> [What is needed]:
Repeat the data verbatim.

> [Entries shown]:
==*==

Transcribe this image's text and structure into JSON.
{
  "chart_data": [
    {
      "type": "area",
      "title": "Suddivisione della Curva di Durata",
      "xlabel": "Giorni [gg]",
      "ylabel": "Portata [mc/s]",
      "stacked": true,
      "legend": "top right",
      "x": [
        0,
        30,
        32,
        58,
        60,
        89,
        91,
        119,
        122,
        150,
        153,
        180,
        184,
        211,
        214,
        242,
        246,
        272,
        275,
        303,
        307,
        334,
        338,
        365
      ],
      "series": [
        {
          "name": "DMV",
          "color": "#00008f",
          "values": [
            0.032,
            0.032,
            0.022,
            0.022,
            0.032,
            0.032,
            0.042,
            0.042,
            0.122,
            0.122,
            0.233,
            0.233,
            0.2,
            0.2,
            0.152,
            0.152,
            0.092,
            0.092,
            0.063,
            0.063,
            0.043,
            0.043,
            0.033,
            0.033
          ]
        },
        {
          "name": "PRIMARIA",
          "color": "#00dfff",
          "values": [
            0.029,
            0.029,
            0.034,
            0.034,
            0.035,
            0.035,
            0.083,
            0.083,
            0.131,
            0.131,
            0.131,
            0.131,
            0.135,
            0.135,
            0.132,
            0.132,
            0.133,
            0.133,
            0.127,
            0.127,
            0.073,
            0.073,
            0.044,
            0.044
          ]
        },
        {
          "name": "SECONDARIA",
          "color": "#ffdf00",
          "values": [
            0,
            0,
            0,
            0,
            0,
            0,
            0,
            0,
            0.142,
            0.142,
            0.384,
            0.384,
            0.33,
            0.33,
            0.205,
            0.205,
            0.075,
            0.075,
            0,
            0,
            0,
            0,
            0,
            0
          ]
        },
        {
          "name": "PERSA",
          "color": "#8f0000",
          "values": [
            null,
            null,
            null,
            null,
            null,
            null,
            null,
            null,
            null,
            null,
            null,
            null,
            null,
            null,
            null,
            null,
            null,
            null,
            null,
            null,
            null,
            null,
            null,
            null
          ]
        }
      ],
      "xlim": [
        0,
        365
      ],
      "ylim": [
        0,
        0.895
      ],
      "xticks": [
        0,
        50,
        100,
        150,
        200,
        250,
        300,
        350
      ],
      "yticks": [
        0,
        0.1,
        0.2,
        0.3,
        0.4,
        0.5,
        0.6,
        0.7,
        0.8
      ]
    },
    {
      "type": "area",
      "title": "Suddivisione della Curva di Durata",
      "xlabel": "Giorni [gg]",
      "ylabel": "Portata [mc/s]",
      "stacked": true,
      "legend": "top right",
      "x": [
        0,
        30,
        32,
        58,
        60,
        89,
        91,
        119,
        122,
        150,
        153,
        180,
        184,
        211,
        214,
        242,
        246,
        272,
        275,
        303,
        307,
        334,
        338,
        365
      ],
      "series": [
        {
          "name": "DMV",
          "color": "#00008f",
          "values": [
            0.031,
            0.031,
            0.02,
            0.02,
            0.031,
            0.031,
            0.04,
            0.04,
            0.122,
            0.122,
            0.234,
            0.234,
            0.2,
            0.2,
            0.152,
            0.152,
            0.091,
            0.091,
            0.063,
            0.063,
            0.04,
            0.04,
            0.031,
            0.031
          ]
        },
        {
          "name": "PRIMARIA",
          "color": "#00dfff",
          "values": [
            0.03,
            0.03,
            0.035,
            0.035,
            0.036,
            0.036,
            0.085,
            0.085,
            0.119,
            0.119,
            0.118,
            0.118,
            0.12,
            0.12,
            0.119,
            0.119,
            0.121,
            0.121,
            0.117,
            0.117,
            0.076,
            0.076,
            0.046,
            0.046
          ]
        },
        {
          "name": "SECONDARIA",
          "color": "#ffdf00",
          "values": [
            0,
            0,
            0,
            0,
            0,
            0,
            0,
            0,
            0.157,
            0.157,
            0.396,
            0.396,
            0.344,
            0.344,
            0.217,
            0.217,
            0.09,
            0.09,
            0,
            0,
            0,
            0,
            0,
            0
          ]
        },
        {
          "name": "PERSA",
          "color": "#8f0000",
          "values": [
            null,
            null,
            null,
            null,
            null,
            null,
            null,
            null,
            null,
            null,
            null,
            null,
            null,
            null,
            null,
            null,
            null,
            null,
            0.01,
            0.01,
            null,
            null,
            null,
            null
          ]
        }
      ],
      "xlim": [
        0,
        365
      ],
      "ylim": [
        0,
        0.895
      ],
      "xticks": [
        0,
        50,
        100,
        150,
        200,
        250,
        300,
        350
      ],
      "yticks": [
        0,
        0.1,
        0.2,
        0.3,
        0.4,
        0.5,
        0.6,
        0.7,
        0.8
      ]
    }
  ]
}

==*==

> [Result]:
Transcribe this image's text and structure into JSON.
{
  "chart_data": [
    {
      "type": "area",
      "title": "Suddivisione della Curva di Durata",
      "xlabel": "Giorni [gg]",
      "ylabel": "Portata [mc/s]",
      "stacked": true,
      "legend": "top right",
      "x": [
        0,
        30,
        32,
        58,
        60,
        89,
        91,
        119,
        122,
        150,
        153,
        180,
        184,
        211,
        214,
        242,
        246,
        272,
        275,
        303,
        307,
        334,
        338,
        365
      ],
      "series": [
        {
          "name": "DMV",
          "color": "#00008f",
          "values": [
            0.032,
            0.032,
            0.022,
            0.022,
            0.032,
            0.032,
            0.042,
            0.042,
            0.122,
            0.122,
            0.233,
            0.233,
            0.2,
            0.2,
            0.152,
            0.152,
            0.092,
            0.092,
            0.063,
            0.063,
            0.043,
            0.043,
            0.033,
            0.033
          ]
        },
        {
          "name": "PRIMARIA",
          "color": "#00dfff",
          "values": [
            0.029,
            0.029,
            0.034,
            0.034,
            0.035,
            0.035,
            0.083,
            0.083,
            0.131,
            0.131,
            0.131,
            0.131,
            0.135,
            0.135,
            0.132,
            0.132,
            0.133,
            0.133,
            0.127,
            0.127,
            0.073,
            0.073,
            0.044,
            0.044
          ]
        },
        {
          "name": "SECONDARIA",
          "color": "#ffdf00",
          "values": [
            0,
            0,
            0,
            0,
            0,
            0,
            0,
            0,
            0.142,
            0.142,
            0.384,
            0.384,
            0.33,
            0.33,
            0.205,
            0.205,
            0.075,
            0.075,
            0,
            0,
            0,
            0,
            0,
            0
          ]
        },
        {
          "name": "PERSA",
          "color": "#8f0000",
          "values": [
            null,
            null,
            null,
            null,
            null,
            null,
            null,
            null,
            null,
            null,
            null,
            null,
            null,
            null,
            null,
            null,
            null,
            null,
            null,
            null,
            null,
            null,
            null,
            null
          ]
        }
      ],
      "xlim": [
        0,
        365
      ],
      "ylim": [
        0,
        0.895
      ],
      "xticks": [
        0,
        50,
        100,
        150,
        200,
        250,
        300,
        350
      ],
      "yticks": [
        0,
        0.1,
        0.2,
        0.3,
        0.4,
        0.5,
        0.6,
        0.7,
        0.8
      ]
    },
    {
      "type": "area",
      "title": "Suddivisione della Curva di Durata",
      "xlabel": "Giorni [gg]",
      "ylabel": "Portata [mc/s]",
      "stacked": true,
      "legend": "top right",
      "x": [
        0,
        30,
        32,
        58,
        60,
        89,
        91,
        119,
        122,
        150,
        153,
        180,
        184,
        211,
        214,
        242,
        246,
        272,
        275,
        303,
        307,
        334,
        338,
        365
      ],
      "series": [
        {
          "name": "DMV",
          "color": "#00008f",
          "values": [
            0.031,
            0.031,
            0.02,
            0.02,
            0.031,
            0.031,
            0.04,
            0.04,
            0.122,
            0.122,
            0.234,
            0.234,
            0.2,
            0.2,
            0.152,
            0.152,
            0.091,
            0.091,
            0.063,
            0.063,
            0.04,
            0.04,
            0.031,
            0.031
          ]
        },
        {
          "name": "PRIMARIA",
          "color": "#00dfff",
          "values": [
            0.03,
            0.03,
            0.035,
            0.035,
            0.036,
            0.036,
            0.085,
            0.085,
            0.119,
            0.119,
            0.118,
            0.118,
            0.12,
            0.12,
            0.119,
            0.119,
            0.121,
            0.121,
            0.117,
            0.117,
            0.076,
            0.076,
            0.046,
            0.046
          ]
        },
        {
          "name": "SECONDARIA",
          "color": "#ffdf00",
          "values": [
            0,
            0,
            0,
            0,
            0,
            0,
            0,
            0,
            0.157,
            0.157,
            0.396,
            0.396,
            0.344,
            0.344,
            0.217,
            0.217,
            0.09,
            0.09,
            0,
            0,
            0,
            0,
            0,
            0
          ]
        },
        {
          "name": "PERSA",
          "color": "#8f0000",
          "values": [
            null,
            null,
            null,
            null,
            null,
            null,
            null,
            null,
            null,
            null,
            null,
            null,
            null,
            null,
            null,
            null,
            null,
            null,
            0.01,
            0.01,
            null,
            null,
            null,
            null
          ]
        }
      ],
      "xlim": [
        0,
        365
      ],
      "ylim": [
        0,
        0.895
      ],
      "xticks": [
        0,
        50,
        100,
        150,
        200,
        250,
        300,
        350
      ],
      "yticks": [
        0,
        0.1,
        0.2,
        0.3,
        0.4,
        0.5,
        0.6,
        0.7,
        0.8
      ]
    }
  ]
}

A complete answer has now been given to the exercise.